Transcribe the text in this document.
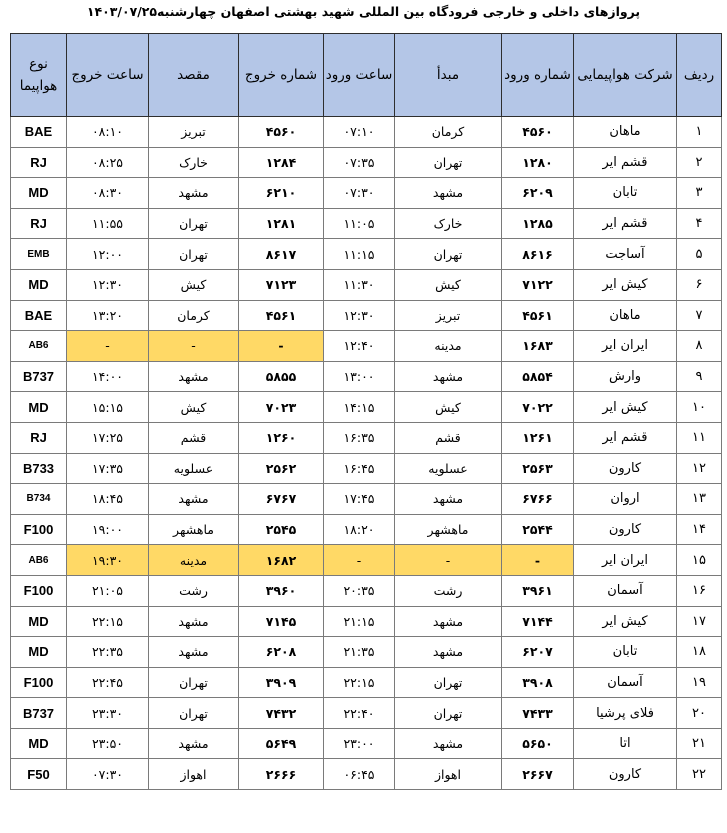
پروازهای داخلی و خارجی فرودگاه بین المللی شهید بهشتی اصفهان چهارشنبه۱۴۰۳/۰۷/۲۵
ردیف	شرکت هواپیمایی	شماره ورود	مبدأ	ساعت ورود	شماره خروج	مقصد	ساعت خروج	نوع هواپیما
۱	ماهان	۴۵۶۰	کرمان	۰۷:۱۰	۴۵۶۰	تبریز	۰۸:۱۰	BAE
۲	قشم ایر	۱۲۸۰	تهران	۰۷:۳۵	۱۲۸۴	خارک	۰۸:۲۵	RJ
۳	تابان	۶۲۰۹	مشهد	۰۷:۳۰	۶۲۱۰	مشهد	۰۸:۳۰	MD
۴	قشم ایر	۱۲۸۵	خارک	۱۱:۰۵	۱۲۸۱	تهران	۱۱:۵۵	RJ
۵	آساجت	۸۶۱۶	تهران	۱۱:۱۵	۸۶۱۷	تهران	۱۲:۰۰	EMB
۶	کیش ایر	۷۱۲۲	کیش	۱۱:۳۰	۷۱۲۳	کیش	۱۲:۳۰	MD
۷	ماهان	۴۵۶۱	تبریز	۱۲:۳۰	۴۵۶۱	کرمان	۱۳:۲۰	BAE
۸	ایران ایر	۱۶۸۳	مدینه	۱۲:۴۰	-	-	-	AB6
۹	وارش	۵۸۵۴	مشهد	۱۳:۰۰	۵۸۵۵	مشهد	۱۴:۰۰	B737
۱۰	کیش ایر	۷۰۲۲	کیش	۱۴:۱۵	۷۰۲۳	کیش	۱۵:۱۵	MD
۱۱	قشم ایر	۱۲۶۱	قشم	۱۶:۳۵	۱۲۶۰	قشم	۱۷:۲۵	RJ
۱۲	کارون	۲۵۶۳	عسلویه	۱۶:۴۵	۲۵۶۲	عسلویه	۱۷:۳۵	B733
۱۳	اروان	۶۷۶۶	مشهد	۱۷:۴۵	۶۷۶۷	مشهد	۱۸:۴۵	B734
۱۴	کارون	۲۵۴۴	ماهشهر	۱۸:۲۰	۲۵۴۵	ماهشهر	۱۹:۰۰	F100
۱۵	ایران ایر	-	-	-	۱۶۸۲	مدینه	۱۹:۳۰	AB6
۱۶	آسمان	۳۹۶۱	رشت	۲۰:۳۵	۳۹۶۰	رشت	۲۱:۰۵	F100
۱۷	کیش ایر	۷۱۴۴	مشهد	۲۱:۱۵	۷۱۴۵	مشهد	۲۲:۱۵	MD
۱۸	تابان	۶۲۰۷	مشهد	۲۱:۳۵	۶۲۰۸	مشهد	۲۲:۳۵	MD
۱۹	آسمان	۳۹۰۸	تهران	۲۲:۱۵	۳۹۰۹	تهران	۲۲:۴۵	F100
۲۰	فلای پرشیا	۷۴۳۳	تهران	۲۲:۴۰	۷۴۳۲	تهران	۲۳:۳۰	B737
۲۱	اتا	۵۶۵۰	مشهد	۲۳:۰۰	۵۶۴۹	مشهد	۲۳:۵۰	MD
۲۲	کارون	۲۶۶۷	اهواز	۰۶:۴۵	۲۶۶۶	اهواز	۰۷:۳۰	F50
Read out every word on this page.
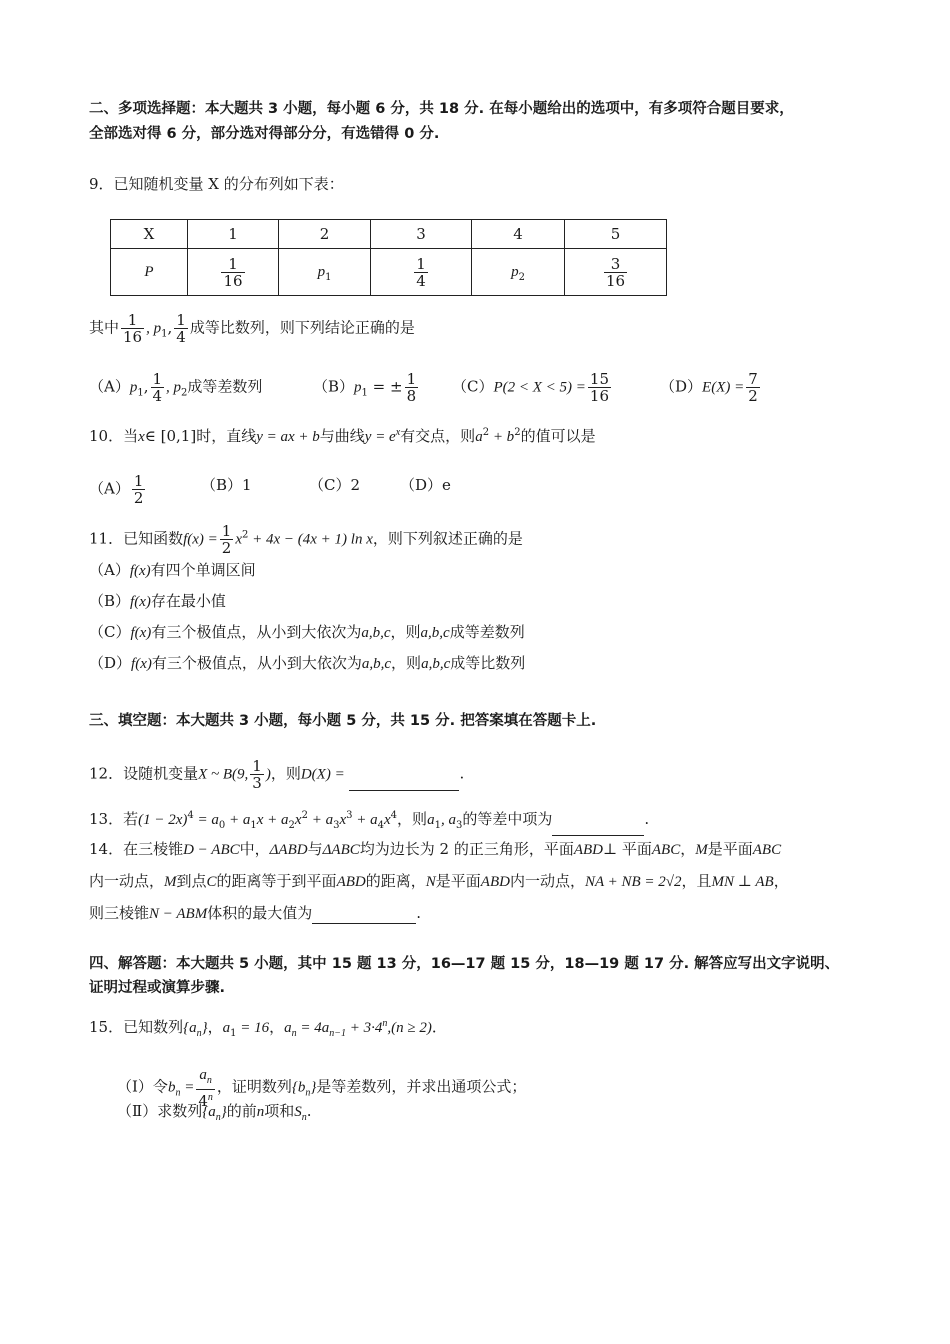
二、多项选择题：本大题共 3 小题，每小题 6 分，共 18 分. 在每小题给出的选项中，有多项符合题目要求，
全部选对得 6 分，部分选对得部分分，有选错得 0 分.
9．已知随机变量 X 的分布列如下表：
X	1	2	3	4	5
P	$\frac{1}{16}$	$p_1$	$\frac{1}{4}$	$p_2$	$\frac{3}{16}$
其中 $\frac{1}{16}$ , $p_1$, $\frac{1}{4}$ 成等比数列，则下列结论正确的是
$(A)p_1$, $\frac{1}{4}$ , $p_2$成等差数列	$(B)p_1$ = ± $\frac{1}{8} (C)P(2 < X < 5) = \frac{15}{16}$	$(D)E(X) = \frac{7}{2}$
10．当x∈ [0,1]时，直线y = ax + b与曲线$y = e^x$有交点，则$a^2 + b^2$的值可以是
$(A) \frac{1}{2}$	（B）1	（C）2	（D）e
11．已知函数$f(x) = \frac{1}{2} x^2 + 4x - (4x + 1)$ ln x，则下列叙述正确的是
（A）f(x)有四个单调区间
（B）f(x)存在最小值
（C）f(x)有三个极值点，从小到大依次为a,b,c，则a,b,c成等差数列
（D）f(x)有三个极值点，从小到大依次为a,b,c，则a,b,c成等比数列
三、填空题：本大题共 3 小题，每小题 5 分，共 15 分. 把答案填在答题卡上.
12．设随机变量X ~ B(9, $\frac{1}{3}$ )，则D(X) =	.
13．若$(1 - 2x)^4 = a_0 + a_1x + a_2x^2 + a_3x^3 + a_4x^4$，则$a_1$, $a_3$的等差中项为	.
14．在三棱锥D − ABC中，ΔABD与ΔABC均为边长为 2 的正三角形，平面ABD⊥ 平面ABC，M是平面ABC
内一动点，M到点C的距离等于到平面ABD的距离，N是平面ABD内一动点，NA + NB = 2√2，且MN ⊥ AB，
则三棱锥N − ABM体积的最大值为	.
四、解答题：本大题共 5 小题，其中 15 题 13 分，16—17 题 15 分，18—19 题 17 分. 解答应写出文字说明、
证明过程或演算步骤.
15．已知数列$\{a_n\}$，$a_1 = 16$，$a_n = 4a_{n-1} + 3\cdot 4^n,(n \ge 2)$．
（Ⅰ）令$b_n = \frac{a_n}{4^n}$ ，证明数列$\{b_n\}$是等差数列，并求出通项公式；
（Ⅱ）求数列$\{a_n\}$的前n项和$S_n$.
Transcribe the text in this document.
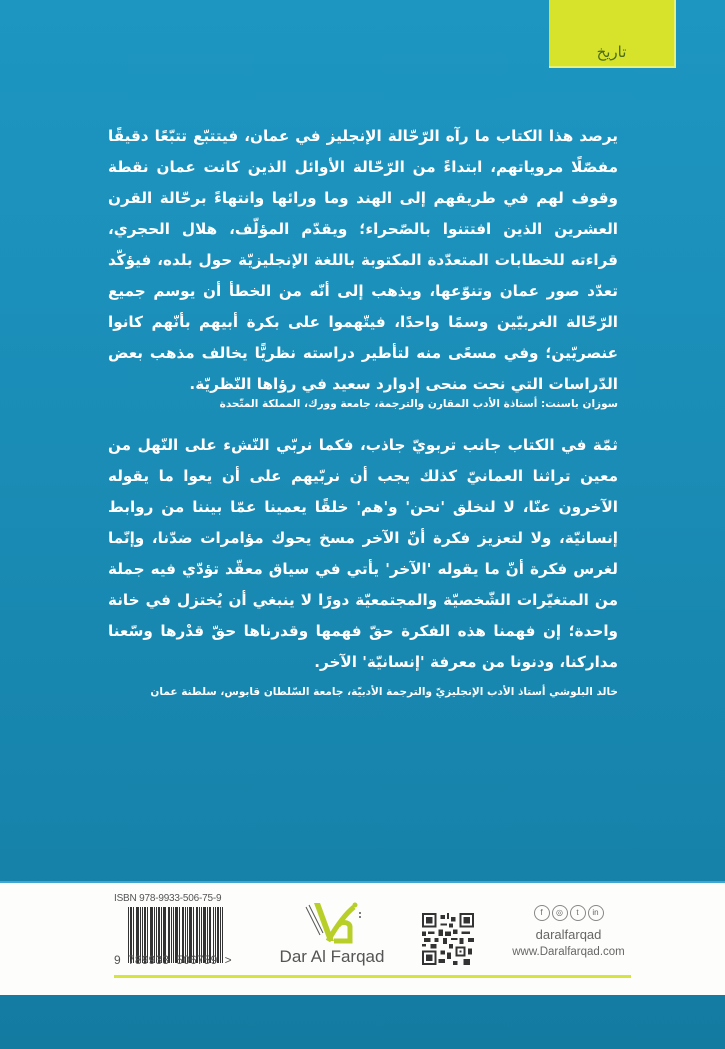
تاريخ

يرصد هذا الكتاب ما رآه الرّحّالة الإنجليز في عمان، فيتتبّع تتبّعًا دقيقًا مفصّلًا مروياتهم، ابتداءً من الرّحّالة الأوائل الذين كانت عمان نقطة وقوف لهم في طريقهم إلى الهند وما ورائها وانتهاءً برحّالة القرن العشرين الذين افتتنوا بالصّحراء؛ ويقدّم المؤلّف، هلال الحجري، قراءته للخطابات المتعدّدة المكتوبة باللغة الإنجليزيّة حول بلده، فيؤكّد تعدّد صور عمان وتنوّعها، ويذهب إلى أنّه من الخطأ أن يوسم جميع الرّحّالة الغربيّين وسمًا واحدًا، فيتّهموا على بكرة أبيهم بأنّهم كانوا عنصريّين؛ وفي مسعًى منه لتأطير دراسته نظريًّا يخالف مذهب بعض الدّراسات التي نحت منحى إدوارد سعيد في رؤاها النّظريّة.

سوزان باسنت: أستاذة الأدب المقارن والترجمة، جامعة وورك، المملكة المتّحدة

ثمّة في الكتاب جانب تربويّ جاذب، فكما نربّي النّشء على النّهل من معين تراثنا العمانيّ كذلك يجب أن نربّيهم على أن يعوا ما يقوله الآخرون عنّا، لا لنخلق 'نحن' و'هم' خلقًا يعمينا عمّا بيننا من روابط إنسانيّة، ولا لتعزيز فكرة أنّ الآخر مسخ يحوك مؤامرات ضدّنا، وإنّما لغرس فكرة أنّ ما يقوله 'الآخر' يأتي في سياق معقّد تؤدّي فيه جملة من المتغيّرات الشّخصيّة والمجتمعيّة دورًا لا ينبغي أن يُختزل في خانة واحدة؛ إن فهمنا هذه الفكرة حقّ فهمها وقدرناها حقّ قدْرها وسّعنا مداركنا، ودنونا من معرفة 'إنسانيّة' الآخر.

خالد البلوشي أستاذ الأدب الإنجليزيّ والترجمة الأدبيّة، جامعة السّلطان قابوس، سلطنة عمان
ISBN 978-9933-506-75-9
9  789933  506759  >	Dar Al Farqad
f	◎	t	in
daralfarqad
www.Daralfarqad.com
------------------------------------------------------------------------
### WHAT TO WORK ON:
Copy every line of the material in which the word "مشهد" occurs.

### RIGHT ANSWER:
۳	تابان	۶۲۰۹	مشهد	۰۷:۳۰	۶۲۱۰	مشهد	۰۸:۳۰	MD
۹	وارش	۵۸۵۴	مشهد	۱۳:۰۰	۵۸۵۵	مشهد	۱۴:۰۰	B737
۱۳	اروان	۶۷۶۶	مشهد	۱۷:۴۵	۶۷۶۷	مشهد	۱۸:۴۵	B734
۱۷	کیش ایر	۷۱۴۴	مشهد	۲۱:۱۵	۷۱۴۵	مشهد	۲۲:۱۵	MD
۱۸	تابان	۶۲۰۷	مشهد	۲۱:۳۵	۶۲۰۸	مشهد	۲۲:۳۵	MD
۲۱	اتا	۵۶۵۰	مشهد	۲۳:۰۰	۵۶۴۹	مشهد	۲۳:۵۰	MD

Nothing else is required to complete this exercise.